Reproduce all records exactly.

== Source data ==

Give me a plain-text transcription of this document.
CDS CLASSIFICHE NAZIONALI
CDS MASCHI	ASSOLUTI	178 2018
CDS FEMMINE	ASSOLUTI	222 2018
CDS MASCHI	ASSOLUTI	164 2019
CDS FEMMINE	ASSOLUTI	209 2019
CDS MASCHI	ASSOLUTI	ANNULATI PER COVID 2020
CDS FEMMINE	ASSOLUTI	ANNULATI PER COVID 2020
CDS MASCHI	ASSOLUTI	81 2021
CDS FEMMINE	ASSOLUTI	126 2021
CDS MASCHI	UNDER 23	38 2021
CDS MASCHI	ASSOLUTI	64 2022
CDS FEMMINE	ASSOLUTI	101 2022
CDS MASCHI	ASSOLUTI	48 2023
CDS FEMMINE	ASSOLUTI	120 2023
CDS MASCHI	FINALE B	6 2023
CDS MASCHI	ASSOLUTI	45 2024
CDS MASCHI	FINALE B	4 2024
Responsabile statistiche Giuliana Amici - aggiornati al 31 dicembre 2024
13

===

[Result of this exercise]:
Give me a plain-text transcription of this document.
CDS CLASSIFICHE NAZIONALI
CDS MASCHI	ASSOLUTI	178 2018
CDS FEMMINE	ASSOLUTI	222 2018
CDS MASCHI	ASSOLUTI	164 2019
CDS FEMMINE	ASSOLUTI	209 2019
CDS MASCHI	ASSOLUTI	ANNULATI PER COVID 2020
CDS FEMMINE	ASSOLUTI	ANNULATI PER COVID 2020
CDS MASCHI	ASSOLUTI	81 2021
CDS FEMMINE	ASSOLUTI	126 2021
CDS MASCHI	UNDER 23	38 2021
CDS MASCHI	ASSOLUTI	64 2022
CDS FEMMINE	ASSOLUTI	101 2022
CDS MASCHI	ASSOLUTI	48 2023
CDS FEMMINE	ASSOLUTI	120 2023
CDS MASCHI	FINALE B	6 2023
CDS MASCHI	ASSOLUTI	45 2024
CDS MASCHI	FINALE B	4 2024
Responsabile statistiche Giuliana Amici - aggiornati al 31 dicembre 2024
13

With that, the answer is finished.